Stored items
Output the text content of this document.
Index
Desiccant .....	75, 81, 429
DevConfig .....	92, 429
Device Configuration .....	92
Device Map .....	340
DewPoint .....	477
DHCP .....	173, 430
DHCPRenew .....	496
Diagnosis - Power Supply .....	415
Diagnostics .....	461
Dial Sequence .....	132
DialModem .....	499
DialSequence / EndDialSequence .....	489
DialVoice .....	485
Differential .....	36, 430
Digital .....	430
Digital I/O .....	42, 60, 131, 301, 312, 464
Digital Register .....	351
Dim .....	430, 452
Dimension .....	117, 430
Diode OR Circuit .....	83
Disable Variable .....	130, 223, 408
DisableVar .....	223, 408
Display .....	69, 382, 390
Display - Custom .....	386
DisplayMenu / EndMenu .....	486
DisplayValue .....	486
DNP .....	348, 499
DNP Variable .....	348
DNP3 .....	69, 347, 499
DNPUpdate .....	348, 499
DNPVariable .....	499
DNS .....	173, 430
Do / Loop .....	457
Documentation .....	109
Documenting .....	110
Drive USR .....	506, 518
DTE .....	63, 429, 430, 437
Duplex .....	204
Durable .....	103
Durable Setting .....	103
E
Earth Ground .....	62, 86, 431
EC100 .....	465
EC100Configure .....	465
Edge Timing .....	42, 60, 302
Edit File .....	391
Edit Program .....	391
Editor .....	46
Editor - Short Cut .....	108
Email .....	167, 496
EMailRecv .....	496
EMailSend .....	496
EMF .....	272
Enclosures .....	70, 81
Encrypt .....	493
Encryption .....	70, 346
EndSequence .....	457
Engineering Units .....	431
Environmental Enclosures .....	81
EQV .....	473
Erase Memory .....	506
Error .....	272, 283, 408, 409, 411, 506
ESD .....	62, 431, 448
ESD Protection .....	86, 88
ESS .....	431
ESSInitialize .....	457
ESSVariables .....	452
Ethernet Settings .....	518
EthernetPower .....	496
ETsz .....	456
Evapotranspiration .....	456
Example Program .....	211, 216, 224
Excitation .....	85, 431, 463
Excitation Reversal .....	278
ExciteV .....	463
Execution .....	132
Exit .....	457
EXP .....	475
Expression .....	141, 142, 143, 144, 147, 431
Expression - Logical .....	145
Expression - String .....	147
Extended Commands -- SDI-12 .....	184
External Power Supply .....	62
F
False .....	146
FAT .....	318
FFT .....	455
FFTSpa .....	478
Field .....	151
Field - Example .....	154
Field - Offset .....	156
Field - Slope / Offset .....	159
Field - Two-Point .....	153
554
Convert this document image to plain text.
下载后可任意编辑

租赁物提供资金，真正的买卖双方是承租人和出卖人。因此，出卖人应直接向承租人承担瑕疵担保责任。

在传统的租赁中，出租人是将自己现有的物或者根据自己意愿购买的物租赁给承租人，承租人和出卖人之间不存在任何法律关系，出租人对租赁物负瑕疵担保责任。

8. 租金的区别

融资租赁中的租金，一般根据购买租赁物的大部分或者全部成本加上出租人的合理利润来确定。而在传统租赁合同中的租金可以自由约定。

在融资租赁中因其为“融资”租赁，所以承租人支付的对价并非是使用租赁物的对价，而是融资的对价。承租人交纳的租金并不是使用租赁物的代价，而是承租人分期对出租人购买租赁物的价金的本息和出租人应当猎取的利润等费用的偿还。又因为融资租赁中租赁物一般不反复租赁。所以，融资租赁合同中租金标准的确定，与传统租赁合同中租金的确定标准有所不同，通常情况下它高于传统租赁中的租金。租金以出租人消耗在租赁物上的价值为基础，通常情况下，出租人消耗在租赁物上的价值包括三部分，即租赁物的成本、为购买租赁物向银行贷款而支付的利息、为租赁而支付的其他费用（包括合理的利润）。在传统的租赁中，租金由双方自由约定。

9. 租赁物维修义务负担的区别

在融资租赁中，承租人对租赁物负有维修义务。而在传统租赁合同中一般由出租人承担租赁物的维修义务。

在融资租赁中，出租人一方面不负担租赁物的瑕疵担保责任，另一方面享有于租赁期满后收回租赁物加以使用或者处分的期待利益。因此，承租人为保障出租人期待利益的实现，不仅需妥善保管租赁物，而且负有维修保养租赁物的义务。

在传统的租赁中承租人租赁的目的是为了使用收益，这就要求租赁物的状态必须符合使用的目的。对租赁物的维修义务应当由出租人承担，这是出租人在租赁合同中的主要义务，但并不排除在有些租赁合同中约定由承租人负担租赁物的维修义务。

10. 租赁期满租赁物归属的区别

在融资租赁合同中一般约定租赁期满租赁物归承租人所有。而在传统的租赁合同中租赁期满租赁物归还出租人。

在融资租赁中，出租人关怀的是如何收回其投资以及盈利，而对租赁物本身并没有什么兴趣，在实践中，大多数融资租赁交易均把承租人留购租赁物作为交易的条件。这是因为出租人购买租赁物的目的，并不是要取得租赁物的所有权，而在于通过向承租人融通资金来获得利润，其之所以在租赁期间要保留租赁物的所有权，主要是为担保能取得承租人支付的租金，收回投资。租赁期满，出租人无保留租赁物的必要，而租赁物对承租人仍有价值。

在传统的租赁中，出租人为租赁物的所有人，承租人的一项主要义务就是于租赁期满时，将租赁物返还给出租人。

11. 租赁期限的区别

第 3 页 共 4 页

▶ [Aim of the task] Reproduce the data in full, exactly as presented.

▶ [Problem solution]
Output the text content of this document.
Index
Desiccant .....	75, 81, 429
DevConfig .....	92, 429
Device Configuration .....	92
Device Map .....	340
DewPoint .....	477
DHCP .....	173, 430
DHCPRenew .....	496
Diagnosis - Power Supply .....	415
Diagnostics .....	461
Dial Sequence .....	132
DialModem .....	499
DialSequence / EndDialSequence .....	489
DialVoice .....	485
Differential .....	36, 430
Digital .....	430
Digital I/O .....	42, 60, 131, 301, 312, 464
Digital Register .....	351
Dim .....	430, 452
Dimension .....	117, 430
Diode OR Circuit .....	83
Disable Variable .....	130, 223, 408
DisableVar .....	223, 408
Display .....	69, 382, 390
Display - Custom .....	386
DisplayMenu / EndMenu .....	486
DisplayValue .....	486
DNP .....	348, 499
DNP Variable .....	348
DNP3 .....	69, 347, 499
DNPUpdate .....	348, 499
DNPVariable .....	499
DNS .....	173, 430
Do / Loop .....	457
Documentation .....	109
Documenting .....	110
Drive USR .....	506, 518
DTE .....	63, 429, 430, 437
Duplex .....	204
Durable .....	103
Durable Setting .....	103
E
Earth Ground .....	62, 86, 431
EC100 .....	465
EC100Configure .....	465
Edge Timing .....	42, 60, 302
Edit File .....	391
Edit Program .....	391
Editor .....	46
Editor - Short Cut .....	108
Email .....	167, 496
EMailRecv .....	496
EMailSend .....	496
EMF .....	272
Enclosures .....	70, 81
Encrypt .....	493
Encryption .....	70, 346
EndSequence .....	457
Engineering Units .....	431
Environmental Enclosures .....	81
EQV .....	473
Erase Memory .....	506
Error .....	272, 283, 408, 409, 411, 506
ESD .....	62, 431, 448
ESD Protection .....	86, 88
ESS .....	431
ESSInitialize .....	457
ESSVariables .....	452
Ethernet Settings .....	518
EthernetPower .....	496
ETsz .....	456
Evapotranspiration .....	456
Example Program .....	211, 216, 224
Excitation .....	85, 431, 463
Excitation Reversal .....	278
ExciteV .....	463
Execution .....	132
Exit .....	457
EXP .....	475
Expression .....	141, 142, 143, 144, 147, 431
Expression - Logical .....	145
Expression - String .....	147
Extended Commands -- SDI-12 .....	184
External Power Supply .....	62
F
False .....	146
FAT .....	318
FFT .....	455
FFTSpa .....	478
Field .....	151
Field - Example .....	154
Field - Offset .....	156
Field - Slope / Offset .....	159
Field - Two-Point .....	153
554
Convert this document image to plain text.
下载后可任意编辑

租赁物提供资金，真正的买卖双方是承租人和出卖人。因此，出卖人应直接向承租人承担瑕疵担保责任。

在传统的租赁中，出租人是将自己现有的物或者根据自己意愿购买的物租赁给承租人，承租人和出卖人之间不存在任何法律关系，出租人对租赁物负瑕疵担保责任。

8. 租金的区别

融资租赁中的租金，一般根据购买租赁物的大部分或者全部成本加上出租人的合理利润来确定。而在传统租赁合同中的租金可以自由约定。

在融资租赁中因其为“融资”租赁，所以承租人支付的对价并非是使用租赁物的对价，而是融资的对价。承租人交纳的租金并不是使用租赁物的代价，而是承租人分期对出租人购买租赁物的价金的本息和出租人应当猎取的利润等费用的偿还。又因为融资租赁中租赁物一般不反复租赁。所以，融资租赁合同中租金标准的确定，与传统租赁合同中租金的确定标准有所不同，通常情况下它高于传统租赁中的租金。租金以出租人消耗在租赁物上的价值为基础，通常情况下，出租人消耗在租赁物上的价值包括三部分，即租赁物的成本、为购买租赁物向银行贷款而支付的利息、为租赁而支付的其他费用（包括合理的利润）。在传统的租赁中，租金由双方自由约定。

9. 租赁物维修义务负担的区别

在融资租赁中，承租人对租赁物负有维修义务。而在传统租赁合同中一般由出租人承担租赁物的维修义务。

在融资租赁中，出租人一方面不负担租赁物的瑕疵担保责任，另一方面享有于租赁期满后收回租赁物加以使用或者处分的期待利益。因此，承租人为保障出租人期待利益的实现，不仅需妥善保管租赁物，而且负有维修保养租赁物的义务。

在传统的租赁中承租人租赁的目的是为了使用收益，这就要求租赁物的状态必须符合使用的目的。对租赁物的维修义务应当由出租人承担，这是出租人在租赁合同中的主要义务，但并不排除在有些租赁合同中约定由承租人负担租赁物的维修义务。

10. 租赁期满租赁物归属的区别

在融资租赁合同中一般约定租赁期满租赁物归承租人所有。而在传统的租赁合同中租赁期满租赁物归还出租人。

在融资租赁中，出租人关怀的是如何收回其投资以及盈利，而对租赁物本身并没有什么兴趣，在实践中，大多数融资租赁交易均把承租人留购租赁物作为交易的条件。这是因为出租人购买租赁物的目的，并不是要取得租赁物的所有权，而在于通过向承租人融通资金来获得利润，其之所以在租赁期间要保留租赁物的所有权，主要是为担保能取得承租人支付的租金，收回投资。租赁期满，出租人无保留租赁物的必要，而租赁物对承租人仍有价值。

在传统的租赁中，出租人为租赁物的所有人，承租人的一项主要义务就是于租赁期满时，将租赁物返还给出租人。

11. 租赁期限的区别

第 3 页 共 4 页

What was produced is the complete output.